Copy each line below in which the string "prices" occurs.

=== DATA ENTRIES ===

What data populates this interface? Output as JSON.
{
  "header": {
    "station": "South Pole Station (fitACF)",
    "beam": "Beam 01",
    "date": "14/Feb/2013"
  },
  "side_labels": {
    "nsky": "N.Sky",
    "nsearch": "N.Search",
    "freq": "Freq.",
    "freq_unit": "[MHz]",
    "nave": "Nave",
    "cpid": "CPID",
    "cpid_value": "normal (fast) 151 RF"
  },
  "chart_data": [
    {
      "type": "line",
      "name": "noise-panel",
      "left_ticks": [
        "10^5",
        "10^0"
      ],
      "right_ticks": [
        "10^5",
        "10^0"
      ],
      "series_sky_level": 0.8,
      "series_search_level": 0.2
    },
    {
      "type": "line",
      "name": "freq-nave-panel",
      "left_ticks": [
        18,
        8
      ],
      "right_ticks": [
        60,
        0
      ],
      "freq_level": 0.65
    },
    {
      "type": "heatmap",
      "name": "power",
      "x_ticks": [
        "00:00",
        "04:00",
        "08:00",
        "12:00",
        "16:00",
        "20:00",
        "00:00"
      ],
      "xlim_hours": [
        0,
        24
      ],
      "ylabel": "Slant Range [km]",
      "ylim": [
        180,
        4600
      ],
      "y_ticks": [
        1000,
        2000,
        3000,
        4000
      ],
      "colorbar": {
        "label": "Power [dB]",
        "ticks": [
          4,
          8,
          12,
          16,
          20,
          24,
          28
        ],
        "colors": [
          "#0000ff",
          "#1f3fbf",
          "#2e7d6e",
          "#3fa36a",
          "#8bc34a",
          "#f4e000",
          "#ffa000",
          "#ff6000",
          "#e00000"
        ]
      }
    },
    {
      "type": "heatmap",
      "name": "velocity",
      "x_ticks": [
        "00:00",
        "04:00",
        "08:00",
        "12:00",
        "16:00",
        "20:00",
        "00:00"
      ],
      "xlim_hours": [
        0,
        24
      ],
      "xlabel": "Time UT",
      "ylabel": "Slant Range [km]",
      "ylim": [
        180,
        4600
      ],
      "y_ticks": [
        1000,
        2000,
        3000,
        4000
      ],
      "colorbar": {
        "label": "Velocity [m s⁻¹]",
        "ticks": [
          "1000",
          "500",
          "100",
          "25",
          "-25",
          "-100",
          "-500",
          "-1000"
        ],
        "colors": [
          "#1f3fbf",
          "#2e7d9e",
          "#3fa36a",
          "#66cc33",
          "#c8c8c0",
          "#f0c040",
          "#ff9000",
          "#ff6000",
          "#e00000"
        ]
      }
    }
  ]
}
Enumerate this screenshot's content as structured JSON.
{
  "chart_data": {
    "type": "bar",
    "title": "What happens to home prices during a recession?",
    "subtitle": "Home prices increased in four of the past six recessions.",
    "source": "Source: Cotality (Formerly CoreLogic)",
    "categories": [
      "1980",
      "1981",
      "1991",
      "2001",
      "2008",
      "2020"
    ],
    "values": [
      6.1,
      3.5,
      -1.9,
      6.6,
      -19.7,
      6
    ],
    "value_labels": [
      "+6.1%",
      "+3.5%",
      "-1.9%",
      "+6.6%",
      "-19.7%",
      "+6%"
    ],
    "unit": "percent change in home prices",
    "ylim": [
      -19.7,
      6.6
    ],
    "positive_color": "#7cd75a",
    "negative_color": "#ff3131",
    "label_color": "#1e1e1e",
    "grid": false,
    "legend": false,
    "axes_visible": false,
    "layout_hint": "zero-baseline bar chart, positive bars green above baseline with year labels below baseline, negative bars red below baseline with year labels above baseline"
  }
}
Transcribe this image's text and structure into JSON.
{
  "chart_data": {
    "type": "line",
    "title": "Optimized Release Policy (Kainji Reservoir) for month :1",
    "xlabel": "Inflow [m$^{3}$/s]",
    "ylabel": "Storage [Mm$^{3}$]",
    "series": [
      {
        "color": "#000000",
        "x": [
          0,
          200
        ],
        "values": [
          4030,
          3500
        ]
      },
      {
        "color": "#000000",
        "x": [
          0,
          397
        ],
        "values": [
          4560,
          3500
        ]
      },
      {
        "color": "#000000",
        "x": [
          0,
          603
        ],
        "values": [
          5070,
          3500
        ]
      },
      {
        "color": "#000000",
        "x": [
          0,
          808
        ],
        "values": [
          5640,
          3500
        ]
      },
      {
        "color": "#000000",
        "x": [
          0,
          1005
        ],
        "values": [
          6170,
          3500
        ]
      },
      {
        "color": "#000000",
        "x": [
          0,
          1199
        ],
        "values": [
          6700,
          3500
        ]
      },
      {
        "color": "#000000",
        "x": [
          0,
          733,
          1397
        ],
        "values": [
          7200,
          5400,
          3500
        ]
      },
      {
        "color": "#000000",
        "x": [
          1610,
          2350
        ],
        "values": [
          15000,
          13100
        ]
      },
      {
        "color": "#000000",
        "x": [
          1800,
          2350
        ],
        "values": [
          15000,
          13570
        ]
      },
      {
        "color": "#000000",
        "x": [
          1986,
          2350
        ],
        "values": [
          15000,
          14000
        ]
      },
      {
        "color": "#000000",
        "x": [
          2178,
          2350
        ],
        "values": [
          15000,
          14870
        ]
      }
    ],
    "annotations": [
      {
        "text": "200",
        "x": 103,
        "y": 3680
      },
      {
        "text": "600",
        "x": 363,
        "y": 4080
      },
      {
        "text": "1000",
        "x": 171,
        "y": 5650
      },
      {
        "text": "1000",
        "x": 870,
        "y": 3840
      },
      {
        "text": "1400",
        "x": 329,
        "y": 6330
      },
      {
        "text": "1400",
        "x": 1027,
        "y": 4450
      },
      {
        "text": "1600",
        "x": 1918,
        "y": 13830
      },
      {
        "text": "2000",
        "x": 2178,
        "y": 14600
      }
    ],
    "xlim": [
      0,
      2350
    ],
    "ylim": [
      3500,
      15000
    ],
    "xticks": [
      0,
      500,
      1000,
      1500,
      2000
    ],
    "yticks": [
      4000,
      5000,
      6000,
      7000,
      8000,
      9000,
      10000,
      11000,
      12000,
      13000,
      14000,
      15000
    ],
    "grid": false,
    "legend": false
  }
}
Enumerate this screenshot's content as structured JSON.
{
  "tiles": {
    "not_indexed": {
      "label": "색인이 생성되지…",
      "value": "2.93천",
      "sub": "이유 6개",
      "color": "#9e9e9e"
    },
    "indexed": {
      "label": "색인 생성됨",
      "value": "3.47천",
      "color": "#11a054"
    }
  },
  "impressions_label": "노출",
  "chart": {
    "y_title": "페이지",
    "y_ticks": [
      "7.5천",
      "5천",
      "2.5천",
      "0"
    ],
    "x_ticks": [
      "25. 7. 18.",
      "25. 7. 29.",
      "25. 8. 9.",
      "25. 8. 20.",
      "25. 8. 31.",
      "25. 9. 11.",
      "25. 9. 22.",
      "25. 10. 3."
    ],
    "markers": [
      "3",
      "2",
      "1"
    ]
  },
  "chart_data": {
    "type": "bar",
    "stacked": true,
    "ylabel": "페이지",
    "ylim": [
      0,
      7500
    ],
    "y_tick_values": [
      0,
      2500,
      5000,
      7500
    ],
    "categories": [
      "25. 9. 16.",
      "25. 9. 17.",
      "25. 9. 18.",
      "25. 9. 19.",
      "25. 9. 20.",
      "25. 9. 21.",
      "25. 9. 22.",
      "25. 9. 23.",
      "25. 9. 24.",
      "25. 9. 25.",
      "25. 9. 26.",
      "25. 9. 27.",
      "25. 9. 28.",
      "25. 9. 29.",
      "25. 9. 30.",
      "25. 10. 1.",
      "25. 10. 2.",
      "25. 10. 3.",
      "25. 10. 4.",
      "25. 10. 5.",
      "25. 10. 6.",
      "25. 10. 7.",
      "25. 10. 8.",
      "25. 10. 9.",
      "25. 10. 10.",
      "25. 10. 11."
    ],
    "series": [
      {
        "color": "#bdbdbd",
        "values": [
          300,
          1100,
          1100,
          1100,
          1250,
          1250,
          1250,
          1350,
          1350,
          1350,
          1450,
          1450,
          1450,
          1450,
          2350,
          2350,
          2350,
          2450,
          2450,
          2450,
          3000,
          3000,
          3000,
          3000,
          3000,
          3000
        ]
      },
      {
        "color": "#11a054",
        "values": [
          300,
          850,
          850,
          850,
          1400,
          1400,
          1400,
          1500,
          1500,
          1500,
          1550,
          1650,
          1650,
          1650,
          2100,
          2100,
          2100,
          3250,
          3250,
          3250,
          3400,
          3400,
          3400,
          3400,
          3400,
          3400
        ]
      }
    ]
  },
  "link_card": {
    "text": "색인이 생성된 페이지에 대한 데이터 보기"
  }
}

===

[THE REPLY]
    "title": "What happens to home prices during a recession?",
    "subtitle": "Home prices increased in four of the past six recessions.",
    "unit": "percent change in home prices",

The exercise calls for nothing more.